Records from a dataset
>> START

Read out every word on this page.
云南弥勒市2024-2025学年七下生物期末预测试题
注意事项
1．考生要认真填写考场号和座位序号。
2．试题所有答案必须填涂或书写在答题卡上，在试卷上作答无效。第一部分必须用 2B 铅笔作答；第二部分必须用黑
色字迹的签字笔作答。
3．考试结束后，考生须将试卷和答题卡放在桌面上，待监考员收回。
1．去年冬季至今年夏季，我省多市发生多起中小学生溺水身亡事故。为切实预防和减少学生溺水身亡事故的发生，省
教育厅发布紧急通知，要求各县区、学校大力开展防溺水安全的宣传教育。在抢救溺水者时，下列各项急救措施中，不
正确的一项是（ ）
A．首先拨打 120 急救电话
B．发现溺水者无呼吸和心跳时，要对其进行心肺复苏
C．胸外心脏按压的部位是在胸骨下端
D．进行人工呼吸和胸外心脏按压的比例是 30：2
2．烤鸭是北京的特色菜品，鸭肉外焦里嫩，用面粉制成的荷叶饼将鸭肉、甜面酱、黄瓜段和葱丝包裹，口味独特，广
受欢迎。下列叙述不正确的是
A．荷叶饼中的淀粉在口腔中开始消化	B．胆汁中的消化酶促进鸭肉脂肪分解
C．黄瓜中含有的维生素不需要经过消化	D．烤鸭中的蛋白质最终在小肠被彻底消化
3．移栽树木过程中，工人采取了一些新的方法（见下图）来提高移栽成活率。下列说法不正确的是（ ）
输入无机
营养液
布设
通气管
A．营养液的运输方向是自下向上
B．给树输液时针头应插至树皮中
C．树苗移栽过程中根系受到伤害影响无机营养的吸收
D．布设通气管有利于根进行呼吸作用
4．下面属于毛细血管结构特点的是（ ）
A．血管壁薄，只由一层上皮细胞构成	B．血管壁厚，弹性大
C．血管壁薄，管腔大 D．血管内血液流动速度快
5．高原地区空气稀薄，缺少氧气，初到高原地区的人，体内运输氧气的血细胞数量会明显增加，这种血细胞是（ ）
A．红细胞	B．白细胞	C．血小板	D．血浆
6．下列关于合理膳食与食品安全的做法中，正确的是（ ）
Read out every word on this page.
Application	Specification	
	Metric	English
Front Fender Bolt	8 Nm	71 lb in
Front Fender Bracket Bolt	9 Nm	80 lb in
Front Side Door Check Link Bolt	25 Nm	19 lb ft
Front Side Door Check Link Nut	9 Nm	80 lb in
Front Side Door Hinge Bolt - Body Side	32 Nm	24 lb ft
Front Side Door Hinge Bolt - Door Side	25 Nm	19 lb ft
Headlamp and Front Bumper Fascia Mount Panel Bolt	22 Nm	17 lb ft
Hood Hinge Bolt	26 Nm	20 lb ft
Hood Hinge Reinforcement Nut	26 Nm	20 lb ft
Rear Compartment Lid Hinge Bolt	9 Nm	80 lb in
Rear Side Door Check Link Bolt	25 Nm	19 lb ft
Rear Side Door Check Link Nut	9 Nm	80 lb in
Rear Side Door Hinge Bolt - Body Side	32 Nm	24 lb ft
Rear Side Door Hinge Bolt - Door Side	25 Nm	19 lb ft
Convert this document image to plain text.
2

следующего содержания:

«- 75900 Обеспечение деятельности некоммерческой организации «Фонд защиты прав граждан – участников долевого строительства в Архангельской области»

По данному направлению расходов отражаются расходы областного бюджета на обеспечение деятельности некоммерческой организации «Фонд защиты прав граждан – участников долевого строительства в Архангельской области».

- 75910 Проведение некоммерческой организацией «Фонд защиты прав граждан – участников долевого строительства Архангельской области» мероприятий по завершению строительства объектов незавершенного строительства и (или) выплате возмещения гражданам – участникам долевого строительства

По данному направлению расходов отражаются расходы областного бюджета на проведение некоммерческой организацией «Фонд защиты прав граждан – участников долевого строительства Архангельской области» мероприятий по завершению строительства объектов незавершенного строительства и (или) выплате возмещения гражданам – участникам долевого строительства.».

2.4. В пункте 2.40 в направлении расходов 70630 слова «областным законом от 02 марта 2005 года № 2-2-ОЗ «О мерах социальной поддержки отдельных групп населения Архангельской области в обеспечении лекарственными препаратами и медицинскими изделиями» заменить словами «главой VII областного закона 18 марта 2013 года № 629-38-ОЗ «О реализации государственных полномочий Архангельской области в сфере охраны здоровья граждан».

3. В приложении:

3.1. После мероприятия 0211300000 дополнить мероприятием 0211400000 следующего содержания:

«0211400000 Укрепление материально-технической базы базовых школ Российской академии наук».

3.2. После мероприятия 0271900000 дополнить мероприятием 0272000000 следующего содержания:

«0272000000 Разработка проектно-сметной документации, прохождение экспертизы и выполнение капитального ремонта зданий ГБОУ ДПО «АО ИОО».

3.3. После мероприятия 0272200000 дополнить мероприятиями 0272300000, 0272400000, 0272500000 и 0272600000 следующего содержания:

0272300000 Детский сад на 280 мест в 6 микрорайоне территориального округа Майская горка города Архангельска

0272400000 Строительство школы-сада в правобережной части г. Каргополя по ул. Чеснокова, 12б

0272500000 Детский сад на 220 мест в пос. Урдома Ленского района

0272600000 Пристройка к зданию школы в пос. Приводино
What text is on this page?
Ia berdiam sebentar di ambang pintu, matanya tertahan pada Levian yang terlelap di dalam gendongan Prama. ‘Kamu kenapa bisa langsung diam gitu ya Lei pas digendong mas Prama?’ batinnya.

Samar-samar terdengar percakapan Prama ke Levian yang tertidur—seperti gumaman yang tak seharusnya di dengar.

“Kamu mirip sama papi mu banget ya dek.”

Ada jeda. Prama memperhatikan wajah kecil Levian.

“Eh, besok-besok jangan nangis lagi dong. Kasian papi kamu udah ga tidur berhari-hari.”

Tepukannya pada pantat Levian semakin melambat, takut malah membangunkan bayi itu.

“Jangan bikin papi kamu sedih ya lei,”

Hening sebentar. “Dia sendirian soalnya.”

>> END

| WHAT IS REQUIRED |
Read the lines above. Gather those in which the string "Link" is found.

| TASK SOLUTION |
Front Side Door Check Link Bolt	25 Nm	19 lb ft
Front Side Door Check Link Nut	9 Nm	80 lb in
Rear Side Door Check Link Bolt	25 Nm	19 lb ft
Rear Side Door Check Link Nut	9 Nm	80 lb in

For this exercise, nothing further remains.